DOCUMENT:
Year in and year out, I see colleges and universities touting their expertise in given “fields” or departments, and I also see those same universities also honoring distinguished faculty, but what amazes me the most is how seldom those universities recognize the professors who are actually the best and most influential teachers.
Over roughly a fifteen year period from 1961 to 1976 the college from which I graduated produced perhaps the most remarkable group of art experts ever to come from one college, especially one that wasn’t noted for being an art school. Graduates from those years went on to hold the following positions, among others – president of the Rhode Island School of Design, deputy director and chief curator of the National Gallery of Art, director of the Art Institute of Chicago, head of the J. Paul Getty Trust, Director of the National Gallery of Art, chairman of the U.S. Commission of Fine Arts, Director of the Dallas Museum of Art, president of the New Art Trust, curator of painting and sculpture at the Museum of Modern Art, director of the Solomon R. Guggenheim Foundation, director of the Museum of Modern Art, Curator of Northern Baroque Paintings at the National Gallery of Art, and director of the Brooklyn Museum of Art. Those are the ones I could track down, and I suspect there are more that I couldn’t. They were all inspired by one remarkable professor and two of his colleagues. Yet during the time I was an undergraduate, and even in the years following, there was little mention of those three men, except by their students, and recognition came to them, for the most part, long after they’d retired. The college, of course, now basks in the reputation of those graduates.
At another institution, during a four year period, before leaving for a better paying position at a much more prestigious university, a charismatic choral director and voice professor mentored individuals who went on to head various noted musical groups, including one who founded a successful regional opera company and another who went on to direct the Mormon Tabernacle Choir. This large university never before nor never since has produced graduates who went on to achieve anything close to what that small group did.
In yet another state university, a single professor revitalized a voice program that had failed to graduate a student in years and within five years was graduating students who went on to graduate schools. In the following ten years, those efforts resulted in the creation and accreditation of professional music degrees and more graduates reaching professional success, both academically and occasionally on Broadway and in regional opera. That professor’s productions occasionally receive national awards, and while the students who have graduated sometimes credit that professor, the university never has.
In the previous examples, as well, the noted graduates have organized tributes to their mentors, but recognition by the institutions has been belated, at best.
Now… I know that there have to be scores of similar examples from across the nation, possibly across the world, but the point is simple. It’s not the college or university that makes the difference; it’s the people who teach there, and all too often the best of them go unrecognized by the institutions because institutions have a nasty habit of trying to build a generic brand through publicity and athletics, and by rewarding instant celebrity, often from a single prestigious award or event, and emphasizing single event achievements over painstaking hard work year after year by professors who bring out the best in their students. It’s not what’s taught, or where it’s taught, but who teaches it and how effectively. And very few colleges and universities, even those with great reputations, seem to acknowledge this by recognizing such professors.
It’s not just in Universities, it happens just as much in High Schools. Teachers there rarely get the recognition they deserve either, but for those who work there, we see what a difference changing one teacher can make. At least the students and sometimes the parents recognise those who have helped and inspired them.

ENTRIES SHOWN:
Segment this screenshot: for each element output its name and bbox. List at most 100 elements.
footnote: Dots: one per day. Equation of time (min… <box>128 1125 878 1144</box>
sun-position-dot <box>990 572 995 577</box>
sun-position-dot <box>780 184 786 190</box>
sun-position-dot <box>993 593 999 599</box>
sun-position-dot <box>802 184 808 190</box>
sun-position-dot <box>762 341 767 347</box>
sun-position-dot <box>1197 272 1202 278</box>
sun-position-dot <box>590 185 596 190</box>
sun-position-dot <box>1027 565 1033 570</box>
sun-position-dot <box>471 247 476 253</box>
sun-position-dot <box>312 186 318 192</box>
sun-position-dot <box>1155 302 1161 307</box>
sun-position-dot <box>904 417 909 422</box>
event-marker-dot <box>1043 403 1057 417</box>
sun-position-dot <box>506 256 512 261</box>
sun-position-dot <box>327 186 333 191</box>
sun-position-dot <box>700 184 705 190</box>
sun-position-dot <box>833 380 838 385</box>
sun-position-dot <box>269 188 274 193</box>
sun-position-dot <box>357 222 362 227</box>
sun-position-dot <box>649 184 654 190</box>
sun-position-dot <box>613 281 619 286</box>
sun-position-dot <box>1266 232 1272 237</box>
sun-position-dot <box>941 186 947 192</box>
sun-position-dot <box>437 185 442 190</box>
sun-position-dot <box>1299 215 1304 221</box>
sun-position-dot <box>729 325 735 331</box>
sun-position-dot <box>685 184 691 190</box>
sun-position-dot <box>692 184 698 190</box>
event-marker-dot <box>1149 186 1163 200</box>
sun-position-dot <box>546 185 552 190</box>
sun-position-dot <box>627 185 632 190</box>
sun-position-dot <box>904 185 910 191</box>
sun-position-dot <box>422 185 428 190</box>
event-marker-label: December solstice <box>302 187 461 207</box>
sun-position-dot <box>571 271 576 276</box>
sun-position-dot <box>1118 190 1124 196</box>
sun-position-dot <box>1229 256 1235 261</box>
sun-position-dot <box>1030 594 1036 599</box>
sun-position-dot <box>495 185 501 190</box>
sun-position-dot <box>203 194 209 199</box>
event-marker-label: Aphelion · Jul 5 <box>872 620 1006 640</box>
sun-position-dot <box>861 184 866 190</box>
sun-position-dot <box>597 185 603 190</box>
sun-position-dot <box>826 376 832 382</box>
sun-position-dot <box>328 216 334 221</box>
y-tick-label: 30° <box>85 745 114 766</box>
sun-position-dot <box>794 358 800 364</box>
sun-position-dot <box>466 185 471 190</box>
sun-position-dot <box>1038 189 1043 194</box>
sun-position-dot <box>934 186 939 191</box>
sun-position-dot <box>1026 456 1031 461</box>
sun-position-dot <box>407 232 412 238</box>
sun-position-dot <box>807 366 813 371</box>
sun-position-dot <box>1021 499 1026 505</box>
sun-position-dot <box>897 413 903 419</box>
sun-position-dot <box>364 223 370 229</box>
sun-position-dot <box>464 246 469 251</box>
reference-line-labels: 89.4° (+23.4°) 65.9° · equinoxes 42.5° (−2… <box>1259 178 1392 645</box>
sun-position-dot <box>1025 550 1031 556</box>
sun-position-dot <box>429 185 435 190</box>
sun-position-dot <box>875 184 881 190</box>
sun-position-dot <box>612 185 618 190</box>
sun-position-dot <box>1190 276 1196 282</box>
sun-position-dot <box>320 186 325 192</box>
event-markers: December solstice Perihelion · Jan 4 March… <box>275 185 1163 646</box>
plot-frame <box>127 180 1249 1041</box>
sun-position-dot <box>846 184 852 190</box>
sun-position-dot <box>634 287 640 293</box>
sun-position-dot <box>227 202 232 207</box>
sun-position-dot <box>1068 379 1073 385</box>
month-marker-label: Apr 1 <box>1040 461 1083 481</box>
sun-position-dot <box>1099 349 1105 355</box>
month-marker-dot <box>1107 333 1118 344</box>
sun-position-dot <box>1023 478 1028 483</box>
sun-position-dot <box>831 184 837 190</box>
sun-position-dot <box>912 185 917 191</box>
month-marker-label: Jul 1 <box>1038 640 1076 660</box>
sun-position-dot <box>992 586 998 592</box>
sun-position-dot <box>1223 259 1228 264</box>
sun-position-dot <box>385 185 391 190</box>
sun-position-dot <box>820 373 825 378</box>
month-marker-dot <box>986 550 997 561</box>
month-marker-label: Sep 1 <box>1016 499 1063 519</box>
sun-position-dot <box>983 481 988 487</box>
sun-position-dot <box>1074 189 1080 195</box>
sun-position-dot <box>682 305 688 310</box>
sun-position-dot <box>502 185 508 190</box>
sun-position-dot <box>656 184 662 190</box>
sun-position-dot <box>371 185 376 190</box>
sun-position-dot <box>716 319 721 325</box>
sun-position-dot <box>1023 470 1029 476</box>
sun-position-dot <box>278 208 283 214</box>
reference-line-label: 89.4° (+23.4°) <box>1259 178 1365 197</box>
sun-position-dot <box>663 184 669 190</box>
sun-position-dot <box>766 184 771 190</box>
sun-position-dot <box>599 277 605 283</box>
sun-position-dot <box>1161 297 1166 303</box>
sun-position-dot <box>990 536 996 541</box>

THE EXERCISE: In the essay on recognizing teachers, who inspired the art experts who graduated from the writer's college between 1961 and 1976? The records have nothing to do with what is asked here.

EXERCISE ANSWER: One remarkable professor and two of his colleagues.